-- Begin Excerpted records --

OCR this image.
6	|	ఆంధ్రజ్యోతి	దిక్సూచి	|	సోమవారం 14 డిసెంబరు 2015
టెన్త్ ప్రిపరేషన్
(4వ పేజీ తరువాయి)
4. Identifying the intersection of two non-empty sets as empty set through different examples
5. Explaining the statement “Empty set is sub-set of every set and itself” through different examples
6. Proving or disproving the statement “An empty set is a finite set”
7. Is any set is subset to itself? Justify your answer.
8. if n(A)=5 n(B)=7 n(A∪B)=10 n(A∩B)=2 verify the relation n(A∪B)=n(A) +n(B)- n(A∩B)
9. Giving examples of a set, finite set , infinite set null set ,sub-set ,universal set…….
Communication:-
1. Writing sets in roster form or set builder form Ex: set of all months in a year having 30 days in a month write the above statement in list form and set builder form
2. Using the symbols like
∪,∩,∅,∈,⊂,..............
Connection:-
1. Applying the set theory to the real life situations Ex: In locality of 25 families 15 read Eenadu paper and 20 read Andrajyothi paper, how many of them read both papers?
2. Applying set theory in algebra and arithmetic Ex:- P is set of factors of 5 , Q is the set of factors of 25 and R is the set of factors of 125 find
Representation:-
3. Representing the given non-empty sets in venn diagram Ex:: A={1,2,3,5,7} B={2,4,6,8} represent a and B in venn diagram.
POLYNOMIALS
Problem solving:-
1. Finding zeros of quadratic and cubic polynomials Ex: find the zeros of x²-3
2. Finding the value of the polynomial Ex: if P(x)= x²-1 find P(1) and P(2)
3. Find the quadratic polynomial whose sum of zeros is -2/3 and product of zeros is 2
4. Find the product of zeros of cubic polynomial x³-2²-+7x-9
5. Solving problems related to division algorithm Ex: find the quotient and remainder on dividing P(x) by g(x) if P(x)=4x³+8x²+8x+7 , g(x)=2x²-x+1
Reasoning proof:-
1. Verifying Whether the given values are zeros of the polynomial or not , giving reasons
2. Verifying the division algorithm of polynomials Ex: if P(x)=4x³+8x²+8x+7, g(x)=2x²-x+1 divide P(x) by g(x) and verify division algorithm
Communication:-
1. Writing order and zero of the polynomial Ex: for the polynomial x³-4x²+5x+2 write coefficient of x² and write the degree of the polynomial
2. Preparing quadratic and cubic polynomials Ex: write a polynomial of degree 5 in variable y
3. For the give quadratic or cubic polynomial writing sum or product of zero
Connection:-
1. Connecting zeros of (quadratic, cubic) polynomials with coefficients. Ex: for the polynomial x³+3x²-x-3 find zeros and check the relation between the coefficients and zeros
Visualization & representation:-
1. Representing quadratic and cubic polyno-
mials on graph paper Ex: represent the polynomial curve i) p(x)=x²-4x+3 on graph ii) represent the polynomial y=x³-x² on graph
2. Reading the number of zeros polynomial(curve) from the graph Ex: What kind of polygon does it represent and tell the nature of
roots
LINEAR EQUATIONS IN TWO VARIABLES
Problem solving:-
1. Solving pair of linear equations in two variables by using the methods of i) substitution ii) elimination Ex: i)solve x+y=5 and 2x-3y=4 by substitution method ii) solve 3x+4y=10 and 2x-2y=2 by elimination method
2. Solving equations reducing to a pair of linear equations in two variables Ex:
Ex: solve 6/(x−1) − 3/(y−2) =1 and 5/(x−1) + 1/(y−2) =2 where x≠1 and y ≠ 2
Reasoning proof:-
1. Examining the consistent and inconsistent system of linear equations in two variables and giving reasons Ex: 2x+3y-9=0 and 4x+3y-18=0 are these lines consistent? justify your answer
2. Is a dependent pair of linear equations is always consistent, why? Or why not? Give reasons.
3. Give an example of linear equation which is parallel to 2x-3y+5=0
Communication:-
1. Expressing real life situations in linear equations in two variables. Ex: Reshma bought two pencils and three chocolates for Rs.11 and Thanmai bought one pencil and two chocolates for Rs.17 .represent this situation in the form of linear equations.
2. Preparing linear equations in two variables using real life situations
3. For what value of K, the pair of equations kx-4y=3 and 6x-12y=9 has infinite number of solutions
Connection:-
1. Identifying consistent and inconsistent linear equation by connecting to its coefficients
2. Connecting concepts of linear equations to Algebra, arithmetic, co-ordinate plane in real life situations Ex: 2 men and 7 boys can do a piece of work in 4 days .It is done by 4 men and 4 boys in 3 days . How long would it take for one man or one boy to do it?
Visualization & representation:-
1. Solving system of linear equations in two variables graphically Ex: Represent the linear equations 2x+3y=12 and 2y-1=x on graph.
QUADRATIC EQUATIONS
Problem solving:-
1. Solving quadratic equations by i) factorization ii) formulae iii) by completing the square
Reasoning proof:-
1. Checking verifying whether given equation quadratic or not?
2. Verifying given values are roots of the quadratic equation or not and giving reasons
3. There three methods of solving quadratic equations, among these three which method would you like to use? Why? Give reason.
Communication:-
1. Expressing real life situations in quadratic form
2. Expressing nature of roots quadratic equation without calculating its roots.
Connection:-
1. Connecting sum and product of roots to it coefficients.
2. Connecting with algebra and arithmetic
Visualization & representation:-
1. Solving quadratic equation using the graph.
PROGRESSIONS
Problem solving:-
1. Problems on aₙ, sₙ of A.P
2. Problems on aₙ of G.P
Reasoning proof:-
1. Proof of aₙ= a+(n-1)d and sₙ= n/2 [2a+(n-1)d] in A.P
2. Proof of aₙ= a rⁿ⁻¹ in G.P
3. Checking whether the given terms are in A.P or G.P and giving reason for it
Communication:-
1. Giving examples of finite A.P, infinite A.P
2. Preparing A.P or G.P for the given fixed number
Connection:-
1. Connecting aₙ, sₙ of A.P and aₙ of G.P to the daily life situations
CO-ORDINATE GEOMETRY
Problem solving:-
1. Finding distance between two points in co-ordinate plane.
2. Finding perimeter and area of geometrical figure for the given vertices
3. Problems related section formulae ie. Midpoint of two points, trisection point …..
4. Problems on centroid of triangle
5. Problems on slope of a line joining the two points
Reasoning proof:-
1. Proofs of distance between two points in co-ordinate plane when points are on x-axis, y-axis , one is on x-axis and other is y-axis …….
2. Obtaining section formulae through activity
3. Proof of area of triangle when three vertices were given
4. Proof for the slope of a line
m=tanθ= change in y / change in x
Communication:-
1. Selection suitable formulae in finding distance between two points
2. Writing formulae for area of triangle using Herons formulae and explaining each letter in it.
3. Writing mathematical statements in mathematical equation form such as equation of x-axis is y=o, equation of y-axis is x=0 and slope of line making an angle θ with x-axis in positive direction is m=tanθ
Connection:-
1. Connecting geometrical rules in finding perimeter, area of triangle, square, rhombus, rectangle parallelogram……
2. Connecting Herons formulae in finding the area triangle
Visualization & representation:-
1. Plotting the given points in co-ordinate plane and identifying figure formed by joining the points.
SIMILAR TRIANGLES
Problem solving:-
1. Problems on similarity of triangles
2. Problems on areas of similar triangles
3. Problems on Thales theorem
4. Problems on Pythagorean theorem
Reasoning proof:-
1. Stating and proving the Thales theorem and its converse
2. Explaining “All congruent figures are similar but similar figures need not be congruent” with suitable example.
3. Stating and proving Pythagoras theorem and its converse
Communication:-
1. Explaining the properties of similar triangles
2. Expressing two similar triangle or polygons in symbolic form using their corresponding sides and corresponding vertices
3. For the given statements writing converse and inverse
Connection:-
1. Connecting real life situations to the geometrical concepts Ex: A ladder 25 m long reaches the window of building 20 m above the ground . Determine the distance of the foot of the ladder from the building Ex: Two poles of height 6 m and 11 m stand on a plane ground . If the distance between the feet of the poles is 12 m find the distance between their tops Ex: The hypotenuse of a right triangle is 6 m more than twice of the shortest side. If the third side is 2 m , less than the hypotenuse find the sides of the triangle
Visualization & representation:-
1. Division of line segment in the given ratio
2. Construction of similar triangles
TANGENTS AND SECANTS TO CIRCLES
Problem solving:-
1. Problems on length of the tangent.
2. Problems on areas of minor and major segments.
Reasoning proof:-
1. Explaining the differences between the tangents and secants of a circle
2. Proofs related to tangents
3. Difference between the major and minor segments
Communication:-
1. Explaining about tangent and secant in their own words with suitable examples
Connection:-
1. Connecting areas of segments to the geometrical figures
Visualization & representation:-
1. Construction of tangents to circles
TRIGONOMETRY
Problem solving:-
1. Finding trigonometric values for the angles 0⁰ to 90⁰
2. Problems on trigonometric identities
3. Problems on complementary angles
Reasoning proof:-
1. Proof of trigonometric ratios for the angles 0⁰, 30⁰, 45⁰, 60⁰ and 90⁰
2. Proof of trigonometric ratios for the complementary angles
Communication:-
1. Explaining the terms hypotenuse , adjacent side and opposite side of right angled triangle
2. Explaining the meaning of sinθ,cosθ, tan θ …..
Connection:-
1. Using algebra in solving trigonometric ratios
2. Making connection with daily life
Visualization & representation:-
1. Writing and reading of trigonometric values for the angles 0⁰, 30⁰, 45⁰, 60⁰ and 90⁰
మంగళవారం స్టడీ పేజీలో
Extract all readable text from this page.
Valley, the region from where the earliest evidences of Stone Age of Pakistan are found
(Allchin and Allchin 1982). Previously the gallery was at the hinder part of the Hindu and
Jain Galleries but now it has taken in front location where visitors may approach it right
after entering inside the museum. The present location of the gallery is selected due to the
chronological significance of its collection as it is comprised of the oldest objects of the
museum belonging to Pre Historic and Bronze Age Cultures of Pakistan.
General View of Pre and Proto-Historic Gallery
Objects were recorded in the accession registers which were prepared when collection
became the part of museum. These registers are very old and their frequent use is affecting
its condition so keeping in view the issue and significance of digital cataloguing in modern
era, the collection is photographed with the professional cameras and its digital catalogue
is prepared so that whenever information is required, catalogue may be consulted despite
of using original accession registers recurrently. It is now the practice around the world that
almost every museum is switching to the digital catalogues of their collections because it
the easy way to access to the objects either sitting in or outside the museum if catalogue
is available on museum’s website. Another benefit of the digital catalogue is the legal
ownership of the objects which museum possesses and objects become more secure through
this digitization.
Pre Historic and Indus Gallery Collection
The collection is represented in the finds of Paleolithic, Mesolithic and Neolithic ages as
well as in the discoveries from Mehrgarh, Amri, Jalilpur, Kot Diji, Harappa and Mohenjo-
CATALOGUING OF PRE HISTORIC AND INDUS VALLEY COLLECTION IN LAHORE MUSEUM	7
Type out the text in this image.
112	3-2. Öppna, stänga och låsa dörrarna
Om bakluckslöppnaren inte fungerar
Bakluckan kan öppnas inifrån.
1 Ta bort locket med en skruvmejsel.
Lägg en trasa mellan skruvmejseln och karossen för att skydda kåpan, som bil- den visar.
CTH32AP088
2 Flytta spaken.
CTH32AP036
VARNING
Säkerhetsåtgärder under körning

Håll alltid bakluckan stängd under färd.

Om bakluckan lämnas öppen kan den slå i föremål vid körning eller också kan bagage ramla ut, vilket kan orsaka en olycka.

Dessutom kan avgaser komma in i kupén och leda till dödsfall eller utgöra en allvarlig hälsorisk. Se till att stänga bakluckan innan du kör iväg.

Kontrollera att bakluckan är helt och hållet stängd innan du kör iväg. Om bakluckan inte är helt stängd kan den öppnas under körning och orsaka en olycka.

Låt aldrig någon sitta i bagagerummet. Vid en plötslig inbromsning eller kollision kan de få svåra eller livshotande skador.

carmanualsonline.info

-- End Excerpted records --

(Task details) Go through the records line by line and count those containing the string "values". Give only the total.

(The reply) 4